* **EXCERPTED DATA**:
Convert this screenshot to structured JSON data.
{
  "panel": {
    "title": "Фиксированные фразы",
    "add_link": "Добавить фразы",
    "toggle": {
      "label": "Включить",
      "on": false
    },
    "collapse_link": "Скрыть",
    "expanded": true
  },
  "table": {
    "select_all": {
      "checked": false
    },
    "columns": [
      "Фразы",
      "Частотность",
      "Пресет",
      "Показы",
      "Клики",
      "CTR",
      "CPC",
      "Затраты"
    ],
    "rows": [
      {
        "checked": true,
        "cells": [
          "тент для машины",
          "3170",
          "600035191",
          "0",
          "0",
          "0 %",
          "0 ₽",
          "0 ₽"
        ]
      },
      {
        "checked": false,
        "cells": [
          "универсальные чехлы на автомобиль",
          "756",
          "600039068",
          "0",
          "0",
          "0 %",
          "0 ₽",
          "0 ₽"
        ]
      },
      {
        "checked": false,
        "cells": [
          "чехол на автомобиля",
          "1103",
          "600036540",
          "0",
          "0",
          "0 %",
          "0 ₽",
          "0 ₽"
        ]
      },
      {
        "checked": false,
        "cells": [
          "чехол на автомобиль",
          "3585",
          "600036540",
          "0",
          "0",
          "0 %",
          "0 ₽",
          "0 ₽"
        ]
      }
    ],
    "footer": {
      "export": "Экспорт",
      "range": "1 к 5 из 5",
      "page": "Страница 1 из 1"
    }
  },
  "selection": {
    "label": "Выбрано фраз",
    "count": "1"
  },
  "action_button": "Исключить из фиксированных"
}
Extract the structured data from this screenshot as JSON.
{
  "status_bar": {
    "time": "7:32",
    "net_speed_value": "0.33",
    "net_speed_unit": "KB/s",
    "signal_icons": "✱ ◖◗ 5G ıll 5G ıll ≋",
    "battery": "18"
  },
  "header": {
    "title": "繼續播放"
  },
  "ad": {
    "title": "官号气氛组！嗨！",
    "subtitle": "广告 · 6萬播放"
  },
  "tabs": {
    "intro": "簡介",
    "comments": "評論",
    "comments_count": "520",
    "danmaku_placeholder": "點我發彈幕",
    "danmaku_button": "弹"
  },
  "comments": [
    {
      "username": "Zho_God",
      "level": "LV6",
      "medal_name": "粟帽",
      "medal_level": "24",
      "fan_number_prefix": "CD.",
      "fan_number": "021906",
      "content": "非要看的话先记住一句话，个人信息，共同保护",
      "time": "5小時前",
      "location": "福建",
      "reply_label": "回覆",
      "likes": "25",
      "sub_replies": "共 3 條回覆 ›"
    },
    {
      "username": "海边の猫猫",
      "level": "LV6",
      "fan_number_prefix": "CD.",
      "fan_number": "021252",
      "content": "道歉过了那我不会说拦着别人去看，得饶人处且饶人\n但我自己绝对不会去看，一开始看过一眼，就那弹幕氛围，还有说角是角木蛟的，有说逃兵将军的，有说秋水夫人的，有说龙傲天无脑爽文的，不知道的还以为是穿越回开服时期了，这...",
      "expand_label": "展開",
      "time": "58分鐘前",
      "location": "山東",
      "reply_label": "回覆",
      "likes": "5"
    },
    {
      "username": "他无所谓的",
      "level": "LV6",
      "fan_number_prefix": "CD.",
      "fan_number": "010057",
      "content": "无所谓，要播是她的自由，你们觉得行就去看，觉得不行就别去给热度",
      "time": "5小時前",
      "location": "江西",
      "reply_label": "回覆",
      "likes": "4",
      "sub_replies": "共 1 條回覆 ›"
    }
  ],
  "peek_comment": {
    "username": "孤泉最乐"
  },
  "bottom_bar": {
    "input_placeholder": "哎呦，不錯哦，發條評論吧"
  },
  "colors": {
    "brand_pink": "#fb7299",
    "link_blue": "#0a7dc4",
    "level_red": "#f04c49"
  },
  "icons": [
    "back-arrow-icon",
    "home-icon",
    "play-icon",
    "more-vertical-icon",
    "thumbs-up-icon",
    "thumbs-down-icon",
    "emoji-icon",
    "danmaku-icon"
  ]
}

* **OBJECTIVE**: Only a number is expected here: the count of lines in the listing that hold the string "JSON".

* **THE COMPLETED TASK**: 2